───── Data lines
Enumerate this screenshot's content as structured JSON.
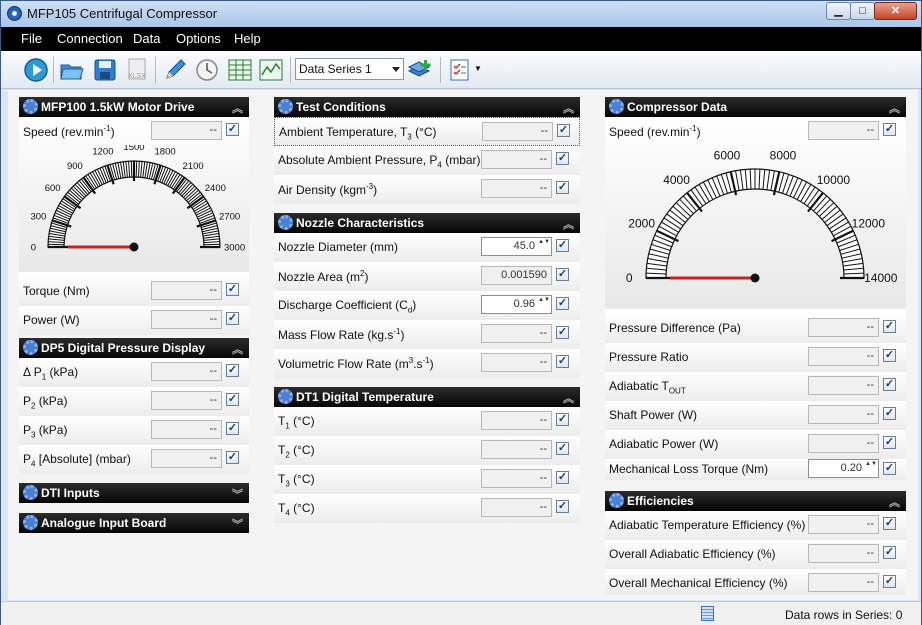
{
  "window": {
    "title": "MFP105 Centrifugal Compressor"
  },
  "menu": {
    "items": [
      "File",
      "Connection",
      "Data",
      "Options",
      "Help"
    ]
  },
  "toolbar": {
    "series_value": "Data Series 1"
  },
  "motor": {
    "title": "MFP100 1.5kW Motor Drive",
    "speed_label": "Speed  (rev.min-1)",
    "speed_value": "--",
    "gauge_ticks": [
      "0",
      "300",
      "600",
      "900",
      "1200",
      "1500",
      "1800",
      "2100",
      "2400",
      "2700",
      "3000"
    ],
    "gauge_value": 0,
    "rows": [
      {
        "label": "Torque  (Nm)",
        "value": "--"
      },
      {
        "label": "Power  (W)",
        "value": "--"
      }
    ]
  },
  "dp5": {
    "title": "DP5 Digital Pressure Display",
    "rows": [
      {
        "label": "Δ P1  (kPa)",
        "value": "--"
      },
      {
        "label": "P2  (kPa)",
        "value": "--"
      },
      {
        "label": "P3  (kPa)",
        "value": "--"
      },
      {
        "label": "P4 [Absolute]  (mbar)",
        "value": "--"
      }
    ]
  },
  "dti": {
    "title": "DTI Inputs"
  },
  "analogue": {
    "title": "Analogue Input Board"
  },
  "test": {
    "title": "Test Conditions",
    "rows": [
      {
        "label": "Ambient Temperature, T3  (°C)",
        "value": "--"
      },
      {
        "label": "Absolute Ambient Pressure, P4  (mbar)",
        "value": "--"
      },
      {
        "label": "Air Density  (kgm-3)",
        "value": "--"
      }
    ]
  },
  "nozzle": {
    "title": "Nozzle Characteristics",
    "rows": [
      {
        "label": "Nozzle Diameter  (mm)",
        "value": "45.0"
      },
      {
        "label": "Nozzle Area  (m2)",
        "value": "0.001590"
      },
      {
        "label": "Discharge Coefficient  (Cd)",
        "value": "0.96"
      },
      {
        "label": "Mass Flow Rate  (kg.s-1)",
        "value": "--"
      },
      {
        "label": "Volumetric Flow Rate  (m3.s-1)",
        "value": "--"
      }
    ]
  },
  "dt1": {
    "title": "DT1 Digital Temperature",
    "rows": [
      {
        "label": "T1  (°C)",
        "value": "--"
      },
      {
        "label": "T2  (°C)",
        "value": "--"
      },
      {
        "label": "T3  (°C)",
        "value": "--"
      },
      {
        "label": "T4  (°C)",
        "value": "--"
      }
    ]
  },
  "compressor": {
    "title": "Compressor Data",
    "speed_label": "Speed  (rev.min-1)",
    "speed_value": "--",
    "gauge_ticks": [
      "0",
      "2000",
      "4000",
      "6000",
      "8000",
      "10000",
      "12000",
      "14000"
    ],
    "gauge_value": 0,
    "rows": [
      {
        "label": "Pressure Difference  (Pa)",
        "value": "--"
      },
      {
        "label": "Pressure Ratio",
        "value": "--"
      },
      {
        "label": "Adiabatic TOUT",
        "value": "--"
      },
      {
        "label": "Shaft Power  (W)",
        "value": "--"
      },
      {
        "label": "Adiabatic Power  (W)",
        "value": "--"
      },
      {
        "label": "Mechanical Loss Torque  (Nm)",
        "value": "0.20"
      }
    ]
  },
  "efficiencies": {
    "title": "Efficiencies",
    "rows": [
      {
        "label": "Adiabatic Temperature Efficiency  (%)",
        "value": "--"
      },
      {
        "label": "Overall Adiabatic Efficiency  (%)",
        "value": "--"
      },
      {
        "label": "Overall Mechanical Efficiency  (%)",
        "value": "--"
      }
    ]
  },
  "status": {
    "text": "Data rows in Series: 0"
  }
}
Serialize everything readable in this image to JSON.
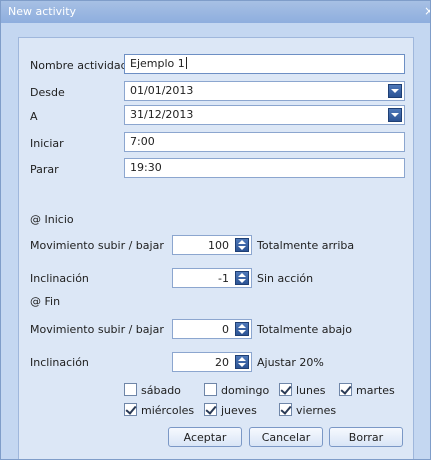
{
  "window": {
    "title": "New activity",
    "close_glyph": "×"
  },
  "form": {
    "name": {
      "label": "Nombre actividad",
      "value": "Ejemplo 1"
    },
    "desde": {
      "label": "Desde",
      "value": "01/01/2013"
    },
    "a": {
      "label": "A",
      "value": "31/12/2013"
    },
    "iniciar": {
      "label": "Iniciar",
      "value": "7:00"
    },
    "parar": {
      "label": "Parar",
      "value": "19:30"
    }
  },
  "inicio": {
    "header": "@ Inicio",
    "movement": {
      "label": "Movimiento subir / bajar",
      "value": "100",
      "description": "Totalmente arriba"
    },
    "tilt": {
      "label": "Inclinación",
      "value": "-1",
      "description": "Sin acción"
    }
  },
  "fin": {
    "header": "@ Fin",
    "movement": {
      "label": "Movimiento subir / bajar",
      "value": "0",
      "description": "Totalmente abajo"
    },
    "tilt": {
      "label": "Inclinación",
      "value": "20",
      "description": "Ajustar 20%"
    }
  },
  "days": {
    "sabado": {
      "label": "sábado",
      "checked": false
    },
    "domingo": {
      "label": "domingo",
      "checked": false
    },
    "lunes": {
      "label": "lunes",
      "checked": true
    },
    "martes": {
      "label": "martes",
      "checked": true
    },
    "miercoles": {
      "label": "miércoles",
      "checked": true
    },
    "jueves": {
      "label": "jueves",
      "checked": true
    },
    "viernes": {
      "label": "viernes",
      "checked": true
    }
  },
  "buttons": {
    "accept": "Aceptar",
    "cancel": "Cancelar",
    "delete": "Borrar"
  }
}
──────────
Go back to the records above and write them out exactly, without the pictures.

Solution for this task:
Enumerate this screenshot's content as structured JSON.
{
  "window": {
    "title": "MFP105 Centrifugal Compressor"
  },
  "menu": {
    "items": [
      "File",
      "Connection",
      "Data",
      "Options",
      "Help"
    ]
  },
  "toolbar": {
    "series_value": "Data Series 1"
  },
  "motor": {
    "title": "MFP100 1.5kW Motor Drive",
    "speed_label": "Speed  (rev.min-1)",
    "speed_value": "--",
    "gauge_ticks": [
      "0",
      "300",
      "600",
      "900",
      "1200",
      "1500",
      "1800",
      "2100",
      "2400",
      "2700",
      "3000"
    ],
    "gauge_value": 0,
    "rows": [
      {
        "label": "Torque  (Nm)",
        "value": "--"
      },
      {
        "label": "Power  (W)",
        "value": "--"
      }
    ]
  },
  "dp5": {
    "title": "DP5 Digital Pressure Display",
    "rows": [
      {
        "label": "Δ P1  (kPa)",
        "value": "--"
      },
      {
        "label": "P2  (kPa)",
        "value": "--"
      },
      {
        "label": "P3  (kPa)",
        "value": "--"
      },
      {
        "label": "P4 [Absolute]  (mbar)",
        "value": "--"
      }
    ]
  },
  "dti": {
    "title": "DTI Inputs"
  },
  "analogue": {
    "title": "Analogue Input Board"
  },
  "test": {
    "title": "Test Conditions",
    "rows": [
      {
        "label": "Ambient Temperature, T3  (°C)",
        "value": "--"
      },
      {
        "label": "Absolute Ambient Pressure, P4  (mbar)",
        "value": "--"
      },
      {
        "label": "Air Density  (kgm-3)",
        "value": "--"
      }
    ]
  },
  "nozzle": {
    "title": "Nozzle Characteristics",
    "rows": [
      {
        "label": "Nozzle Diameter  (mm)",
        "value": "45.0"
      },
      {
        "label": "Nozzle Area  (m2)",
        "value": "0.001590"
      },
      {
        "label": "Discharge Coefficient  (Cd)",
        "value": "0.96"
      },
      {
        "label": "Mass Flow Rate  (kg.s-1)",
        "value": "--"
      },
      {
        "label": "Volumetric Flow Rate  (m3.s-1)",
        "value": "--"
      }
    ]
  },
  "dt1": {
    "title": "DT1 Digital Temperature",
    "rows": [
      {
        "label": "T1  (°C)",
        "value": "--"
      },
      {
        "label": "T2  (°C)",
        "value": "--"
      },
      {
        "label": "T3  (°C)",
        "value": "--"
      },
      {
        "label": "T4  (°C)",
        "value": "--"
      }
    ]
  },
  "compressor": {
    "title": "Compressor Data",
    "speed_label": "Speed  (rev.min-1)",
    "speed_value": "--",
    "gauge_ticks": [
      "0",
      "2000",
      "4000",
      "6000",
      "8000",
      "10000",
      "12000",
      "14000"
    ],
    "gauge_value": 0,
    "rows": [
      {
        "label": "Pressure Difference  (Pa)",
        "value": "--"
      },
      {
        "label": "Pressure Ratio",
        "value": "--"
      },
      {
        "label": "Adiabatic TOUT",
        "value": "--"
      },
      {
        "label": "Shaft Power  (W)",
        "value": "--"
      },
      {
        "label": "Adiabatic Power  (W)",
        "value": "--"
      },
      {
        "label": "Mechanical Loss Torque  (Nm)",
        "value": "0.20"
      }
    ]
  },
  "efficiencies": {
    "title": "Efficiencies",
    "rows": [
      {
        "label": "Adiabatic Temperature Efficiency  (%)",
        "value": "--"
      },
      {
        "label": "Overall Adiabatic Efficiency  (%)",
        "value": "--"
      },
      {
        "label": "Overall Mechanical Efficiency  (%)",
        "value": "--"
      }
    ]
  },
  "status": {
    "text": "Data rows in Series: 0"
  }
}
Serialize everything readable in this image to JSON.
{
  "window": {
    "title": "New activity",
    "close_glyph": "×"
  },
  "form": {
    "name": {
      "label": "Nombre actividad",
      "value": "Ejemplo 1"
    },
    "desde": {
      "label": "Desde",
      "value": "01/01/2013"
    },
    "a": {
      "label": "A",
      "value": "31/12/2013"
    },
    "iniciar": {
      "label": "Iniciar",
      "value": "7:00"
    },
    "parar": {
      "label": "Parar",
      "value": "19:30"
    }
  },
  "inicio": {
    "header": "@ Inicio",
    "movement": {
      "label": "Movimiento subir / bajar",
      "value": "100",
      "description": "Totalmente arriba"
    },
    "tilt": {
      "label": "Inclinación",
      "value": "-1",
      "description": "Sin acción"
    }
  },
  "fin": {
    "header": "@ Fin",
    "movement": {
      "label": "Movimiento subir / bajar",
      "value": "0",
      "description": "Totalmente abajo"
    },
    "tilt": {
      "label": "Inclinación",
      "value": "20",
      "description": "Ajustar 20%"
    }
  },
  "days": {
    "sabado": {
      "label": "sábado",
      "checked": false
    },
    "domingo": {
      "label": "domingo",
      "checked": false
    },
    "lunes": {
      "label": "lunes",
      "checked": true
    },
    "martes": {
      "label": "martes",
      "checked": true
    },
    "miercoles": {
      "label": "miércoles",
      "checked": true
    },
    "jueves": {
      "label": "jueves",
      "checked": true
    },
    "viernes": {
      "label": "viernes",
      "checked": true
    }
  },
  "buttons": {
    "accept": "Aceptar",
    "cancel": "Cancelar",
    "delete": "Borrar"
  }
}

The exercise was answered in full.